# WHAT IS NEEDED
Give the data below again, word for word.

# GIVEN RECORDS
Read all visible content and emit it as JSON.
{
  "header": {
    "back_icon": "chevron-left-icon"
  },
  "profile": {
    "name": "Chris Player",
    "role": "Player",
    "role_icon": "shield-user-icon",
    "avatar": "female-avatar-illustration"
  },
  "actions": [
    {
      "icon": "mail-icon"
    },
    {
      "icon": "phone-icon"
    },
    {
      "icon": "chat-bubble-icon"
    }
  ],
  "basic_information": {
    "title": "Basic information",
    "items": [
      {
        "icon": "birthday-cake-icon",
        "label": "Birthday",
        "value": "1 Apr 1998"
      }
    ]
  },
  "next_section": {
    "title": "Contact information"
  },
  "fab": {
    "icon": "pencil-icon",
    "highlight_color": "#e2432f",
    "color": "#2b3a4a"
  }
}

# FULL SOLUTION
Read all visible content and emit it as JSON.
{
  "header": {
    "back_icon": "chevron-left-icon"
  },
  "profile": {
    "name": "Chris Player",
    "role": "Player",
    "role_icon": "shield-user-icon",
    "avatar": "female-avatar-illustration"
  },
  "actions": [
    {
      "icon": "mail-icon"
    },
    {
      "icon": "phone-icon"
    },
    {
      "icon": "chat-bubble-icon"
    }
  ],
  "basic_information": {
    "title": "Basic information",
    "items": [
      {
        "icon": "birthday-cake-icon",
        "label": "Birthday",
        "value": "1 Apr 1998"
      }
    ]
  },
  "next_section": {
    "title": "Contact information"
  },
  "fab": {
    "icon": "pencil-icon",
    "highlight_color": "#e2432f",
    "color": "#2b3a4a"
  }
}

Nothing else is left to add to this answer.